WORK REQUIRED:
From the listing below, copy every line with the word "финансовом".

▽

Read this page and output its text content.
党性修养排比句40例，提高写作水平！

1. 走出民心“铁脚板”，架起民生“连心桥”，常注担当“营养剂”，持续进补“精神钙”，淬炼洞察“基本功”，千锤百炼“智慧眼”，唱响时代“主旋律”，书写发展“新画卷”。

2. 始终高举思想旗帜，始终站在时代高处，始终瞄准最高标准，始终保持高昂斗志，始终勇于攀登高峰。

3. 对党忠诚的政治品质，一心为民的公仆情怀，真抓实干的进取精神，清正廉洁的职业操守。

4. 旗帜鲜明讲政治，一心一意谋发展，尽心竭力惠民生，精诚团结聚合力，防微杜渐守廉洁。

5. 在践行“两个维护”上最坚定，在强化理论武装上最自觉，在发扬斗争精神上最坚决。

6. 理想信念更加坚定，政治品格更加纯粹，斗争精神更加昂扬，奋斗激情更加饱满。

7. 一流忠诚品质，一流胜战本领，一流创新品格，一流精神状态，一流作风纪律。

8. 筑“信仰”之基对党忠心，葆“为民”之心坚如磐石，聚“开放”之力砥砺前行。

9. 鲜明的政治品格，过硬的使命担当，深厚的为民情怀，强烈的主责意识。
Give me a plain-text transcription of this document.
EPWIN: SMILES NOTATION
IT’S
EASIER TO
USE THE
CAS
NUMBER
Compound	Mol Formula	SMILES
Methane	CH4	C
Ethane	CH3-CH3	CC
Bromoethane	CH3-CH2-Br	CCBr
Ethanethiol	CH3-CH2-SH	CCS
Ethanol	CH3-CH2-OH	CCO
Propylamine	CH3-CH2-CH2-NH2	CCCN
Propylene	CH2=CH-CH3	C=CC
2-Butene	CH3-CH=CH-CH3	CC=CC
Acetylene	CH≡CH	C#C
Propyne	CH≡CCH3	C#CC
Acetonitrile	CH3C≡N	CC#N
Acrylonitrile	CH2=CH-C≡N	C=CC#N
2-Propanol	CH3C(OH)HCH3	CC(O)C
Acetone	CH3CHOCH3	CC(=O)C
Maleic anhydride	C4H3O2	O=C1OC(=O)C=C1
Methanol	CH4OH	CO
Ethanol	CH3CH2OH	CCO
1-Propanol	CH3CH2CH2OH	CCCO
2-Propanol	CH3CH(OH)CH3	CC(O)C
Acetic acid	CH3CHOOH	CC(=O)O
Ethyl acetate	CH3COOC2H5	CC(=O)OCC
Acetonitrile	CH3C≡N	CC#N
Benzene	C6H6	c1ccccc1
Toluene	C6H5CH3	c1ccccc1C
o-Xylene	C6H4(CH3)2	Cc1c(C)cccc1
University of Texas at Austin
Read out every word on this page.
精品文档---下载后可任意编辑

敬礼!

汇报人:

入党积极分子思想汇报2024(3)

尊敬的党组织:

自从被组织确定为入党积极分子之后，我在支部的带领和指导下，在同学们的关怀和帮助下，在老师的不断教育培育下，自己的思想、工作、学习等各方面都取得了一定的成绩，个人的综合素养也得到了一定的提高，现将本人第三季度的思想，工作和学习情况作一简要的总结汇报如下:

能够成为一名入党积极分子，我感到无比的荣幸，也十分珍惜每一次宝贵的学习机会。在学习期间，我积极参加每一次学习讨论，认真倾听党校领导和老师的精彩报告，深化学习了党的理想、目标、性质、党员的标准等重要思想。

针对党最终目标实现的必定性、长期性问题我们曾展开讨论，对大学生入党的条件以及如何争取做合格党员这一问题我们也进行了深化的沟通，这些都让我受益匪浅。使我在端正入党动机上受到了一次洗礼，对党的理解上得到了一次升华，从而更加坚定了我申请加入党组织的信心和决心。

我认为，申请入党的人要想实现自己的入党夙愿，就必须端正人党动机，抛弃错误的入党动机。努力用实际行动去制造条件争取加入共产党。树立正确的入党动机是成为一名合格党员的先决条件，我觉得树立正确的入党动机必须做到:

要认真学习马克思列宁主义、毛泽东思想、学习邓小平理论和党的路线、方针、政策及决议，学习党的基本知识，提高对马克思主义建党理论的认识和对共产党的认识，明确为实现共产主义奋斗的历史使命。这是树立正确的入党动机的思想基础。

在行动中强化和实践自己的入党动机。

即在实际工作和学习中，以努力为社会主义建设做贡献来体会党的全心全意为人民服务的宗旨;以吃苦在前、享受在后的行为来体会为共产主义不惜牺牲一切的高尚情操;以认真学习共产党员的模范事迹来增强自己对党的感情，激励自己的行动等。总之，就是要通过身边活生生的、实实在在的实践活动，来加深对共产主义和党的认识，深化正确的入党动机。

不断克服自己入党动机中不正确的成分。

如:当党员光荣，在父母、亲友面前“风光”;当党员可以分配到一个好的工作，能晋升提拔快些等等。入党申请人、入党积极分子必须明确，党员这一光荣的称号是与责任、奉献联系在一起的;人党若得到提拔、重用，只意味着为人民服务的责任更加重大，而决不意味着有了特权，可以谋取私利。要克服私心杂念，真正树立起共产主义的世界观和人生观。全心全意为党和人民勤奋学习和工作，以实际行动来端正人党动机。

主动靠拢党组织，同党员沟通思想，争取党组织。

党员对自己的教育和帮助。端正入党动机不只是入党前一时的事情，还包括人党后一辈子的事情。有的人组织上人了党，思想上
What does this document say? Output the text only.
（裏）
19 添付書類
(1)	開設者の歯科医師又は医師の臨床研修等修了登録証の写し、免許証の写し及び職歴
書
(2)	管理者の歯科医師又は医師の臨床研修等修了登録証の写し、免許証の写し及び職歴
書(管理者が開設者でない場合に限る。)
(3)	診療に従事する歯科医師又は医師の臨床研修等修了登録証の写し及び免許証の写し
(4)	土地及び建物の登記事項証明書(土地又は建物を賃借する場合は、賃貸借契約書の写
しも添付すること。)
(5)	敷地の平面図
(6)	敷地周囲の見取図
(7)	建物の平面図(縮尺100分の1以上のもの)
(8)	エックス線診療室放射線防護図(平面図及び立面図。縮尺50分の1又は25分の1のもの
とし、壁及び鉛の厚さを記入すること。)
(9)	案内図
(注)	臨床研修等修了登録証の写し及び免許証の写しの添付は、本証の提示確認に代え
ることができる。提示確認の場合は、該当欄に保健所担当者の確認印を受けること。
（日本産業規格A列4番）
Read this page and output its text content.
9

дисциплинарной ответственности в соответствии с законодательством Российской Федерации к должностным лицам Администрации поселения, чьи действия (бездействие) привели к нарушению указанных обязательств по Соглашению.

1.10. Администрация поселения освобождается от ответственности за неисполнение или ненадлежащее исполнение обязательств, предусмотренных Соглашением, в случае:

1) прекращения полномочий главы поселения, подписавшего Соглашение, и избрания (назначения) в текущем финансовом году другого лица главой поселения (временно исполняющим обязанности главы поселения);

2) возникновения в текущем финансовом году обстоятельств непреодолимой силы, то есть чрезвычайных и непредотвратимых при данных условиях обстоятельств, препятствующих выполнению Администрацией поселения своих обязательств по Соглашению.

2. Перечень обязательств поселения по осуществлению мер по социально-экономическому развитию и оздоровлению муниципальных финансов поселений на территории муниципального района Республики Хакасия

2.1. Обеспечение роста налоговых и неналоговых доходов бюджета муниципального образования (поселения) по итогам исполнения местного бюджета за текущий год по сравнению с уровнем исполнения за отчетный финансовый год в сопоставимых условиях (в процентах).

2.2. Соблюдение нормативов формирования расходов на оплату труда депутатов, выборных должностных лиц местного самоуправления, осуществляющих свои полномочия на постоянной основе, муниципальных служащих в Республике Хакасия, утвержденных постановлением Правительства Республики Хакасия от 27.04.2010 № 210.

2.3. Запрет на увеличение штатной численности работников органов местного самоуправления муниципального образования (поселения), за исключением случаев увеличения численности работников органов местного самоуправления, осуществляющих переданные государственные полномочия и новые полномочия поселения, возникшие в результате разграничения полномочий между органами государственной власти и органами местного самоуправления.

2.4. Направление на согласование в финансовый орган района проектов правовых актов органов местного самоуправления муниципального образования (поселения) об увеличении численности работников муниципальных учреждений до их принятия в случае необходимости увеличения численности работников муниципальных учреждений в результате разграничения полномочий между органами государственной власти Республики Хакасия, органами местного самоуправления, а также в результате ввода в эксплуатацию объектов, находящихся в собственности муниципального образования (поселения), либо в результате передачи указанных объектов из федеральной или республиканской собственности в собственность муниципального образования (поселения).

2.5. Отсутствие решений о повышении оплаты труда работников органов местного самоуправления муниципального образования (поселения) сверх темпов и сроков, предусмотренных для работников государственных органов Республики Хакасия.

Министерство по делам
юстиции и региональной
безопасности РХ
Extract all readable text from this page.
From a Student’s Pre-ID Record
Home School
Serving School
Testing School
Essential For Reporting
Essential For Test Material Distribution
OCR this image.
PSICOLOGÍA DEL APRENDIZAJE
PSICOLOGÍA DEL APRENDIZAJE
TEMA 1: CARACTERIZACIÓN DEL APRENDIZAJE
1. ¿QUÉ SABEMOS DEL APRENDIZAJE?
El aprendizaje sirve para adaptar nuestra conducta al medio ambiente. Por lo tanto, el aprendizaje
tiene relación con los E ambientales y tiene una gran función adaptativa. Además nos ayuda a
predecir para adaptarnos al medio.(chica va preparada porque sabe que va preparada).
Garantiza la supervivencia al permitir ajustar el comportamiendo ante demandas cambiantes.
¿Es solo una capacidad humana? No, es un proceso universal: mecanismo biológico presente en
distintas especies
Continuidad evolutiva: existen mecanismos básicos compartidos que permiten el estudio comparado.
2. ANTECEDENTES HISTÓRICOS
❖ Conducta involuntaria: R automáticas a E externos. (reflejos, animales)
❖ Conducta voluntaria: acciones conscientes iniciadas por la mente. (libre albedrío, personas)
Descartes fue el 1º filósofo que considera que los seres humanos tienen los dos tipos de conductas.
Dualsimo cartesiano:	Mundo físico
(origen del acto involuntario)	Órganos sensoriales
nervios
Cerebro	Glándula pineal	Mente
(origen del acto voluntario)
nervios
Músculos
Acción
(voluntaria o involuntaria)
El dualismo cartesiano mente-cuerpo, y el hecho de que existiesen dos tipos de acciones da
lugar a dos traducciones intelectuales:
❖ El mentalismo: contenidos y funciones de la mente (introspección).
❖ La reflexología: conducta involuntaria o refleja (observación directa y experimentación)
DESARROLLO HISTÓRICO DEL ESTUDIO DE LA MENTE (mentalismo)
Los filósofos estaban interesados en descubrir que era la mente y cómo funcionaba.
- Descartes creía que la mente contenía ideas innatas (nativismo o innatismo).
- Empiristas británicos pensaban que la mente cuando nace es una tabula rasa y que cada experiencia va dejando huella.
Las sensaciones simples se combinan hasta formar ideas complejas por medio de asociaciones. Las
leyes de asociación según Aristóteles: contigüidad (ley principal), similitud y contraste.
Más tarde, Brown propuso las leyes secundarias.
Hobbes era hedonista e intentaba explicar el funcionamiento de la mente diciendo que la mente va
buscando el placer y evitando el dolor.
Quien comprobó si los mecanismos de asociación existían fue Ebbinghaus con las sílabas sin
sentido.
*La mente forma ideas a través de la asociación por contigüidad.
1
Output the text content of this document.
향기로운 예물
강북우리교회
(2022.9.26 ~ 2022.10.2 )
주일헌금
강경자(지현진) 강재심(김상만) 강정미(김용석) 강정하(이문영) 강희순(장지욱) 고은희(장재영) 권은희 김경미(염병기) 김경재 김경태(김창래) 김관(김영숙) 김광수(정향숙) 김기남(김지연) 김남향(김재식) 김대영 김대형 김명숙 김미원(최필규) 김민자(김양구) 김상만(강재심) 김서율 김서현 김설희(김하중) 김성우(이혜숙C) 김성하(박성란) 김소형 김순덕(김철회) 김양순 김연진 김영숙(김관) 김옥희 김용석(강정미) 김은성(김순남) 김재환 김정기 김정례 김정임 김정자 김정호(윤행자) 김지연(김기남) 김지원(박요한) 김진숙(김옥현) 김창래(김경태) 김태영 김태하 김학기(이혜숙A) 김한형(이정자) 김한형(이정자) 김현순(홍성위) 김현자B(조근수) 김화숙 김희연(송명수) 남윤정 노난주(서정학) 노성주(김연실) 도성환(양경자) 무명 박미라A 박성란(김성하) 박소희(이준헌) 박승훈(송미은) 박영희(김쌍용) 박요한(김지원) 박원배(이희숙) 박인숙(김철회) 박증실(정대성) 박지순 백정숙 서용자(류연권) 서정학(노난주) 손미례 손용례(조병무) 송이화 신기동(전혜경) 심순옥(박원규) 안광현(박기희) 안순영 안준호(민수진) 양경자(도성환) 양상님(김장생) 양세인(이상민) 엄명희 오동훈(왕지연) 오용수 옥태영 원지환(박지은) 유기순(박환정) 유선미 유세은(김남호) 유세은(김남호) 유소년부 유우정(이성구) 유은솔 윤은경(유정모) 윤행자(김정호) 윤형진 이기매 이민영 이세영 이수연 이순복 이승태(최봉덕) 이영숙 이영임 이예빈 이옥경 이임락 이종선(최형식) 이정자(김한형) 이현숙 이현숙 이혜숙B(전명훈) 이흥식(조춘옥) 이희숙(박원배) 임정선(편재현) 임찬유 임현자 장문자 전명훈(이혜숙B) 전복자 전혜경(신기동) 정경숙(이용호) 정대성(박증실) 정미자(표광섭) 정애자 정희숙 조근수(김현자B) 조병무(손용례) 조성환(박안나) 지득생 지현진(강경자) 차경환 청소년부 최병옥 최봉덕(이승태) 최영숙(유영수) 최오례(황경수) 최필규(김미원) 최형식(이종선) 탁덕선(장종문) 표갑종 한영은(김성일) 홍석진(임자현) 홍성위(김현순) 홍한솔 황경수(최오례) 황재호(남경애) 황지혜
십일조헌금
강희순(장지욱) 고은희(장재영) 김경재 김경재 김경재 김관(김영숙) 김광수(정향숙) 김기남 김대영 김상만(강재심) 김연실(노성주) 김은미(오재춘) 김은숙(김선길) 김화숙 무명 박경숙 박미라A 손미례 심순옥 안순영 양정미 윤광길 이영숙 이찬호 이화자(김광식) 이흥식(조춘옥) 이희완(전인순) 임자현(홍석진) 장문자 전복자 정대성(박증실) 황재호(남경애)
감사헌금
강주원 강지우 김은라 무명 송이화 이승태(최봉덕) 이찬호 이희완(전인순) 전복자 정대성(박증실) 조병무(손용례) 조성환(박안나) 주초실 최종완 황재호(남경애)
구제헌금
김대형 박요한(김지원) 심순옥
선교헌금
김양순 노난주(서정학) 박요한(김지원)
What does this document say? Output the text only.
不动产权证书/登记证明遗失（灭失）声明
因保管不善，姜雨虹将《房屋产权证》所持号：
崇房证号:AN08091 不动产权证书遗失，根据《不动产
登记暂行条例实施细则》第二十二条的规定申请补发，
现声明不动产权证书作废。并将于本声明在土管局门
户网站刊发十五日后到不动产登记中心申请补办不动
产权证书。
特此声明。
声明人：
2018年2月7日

△

RESULT:
1) прекращения полномочий главы поселения, подписавшего Соглашение, и избрания (назначения) в текущем финансовом году другого лица главой поселения (временно исполняющим обязанности главы поселения);
2) возникновения в текущем финансовом году обстоятельств непреодолимой силы, то есть чрезвычайных и непредотвратимых при данных условиях обстоятельств, препятствующих выполнению Администрацией поселения своих обязательств по Соглашению.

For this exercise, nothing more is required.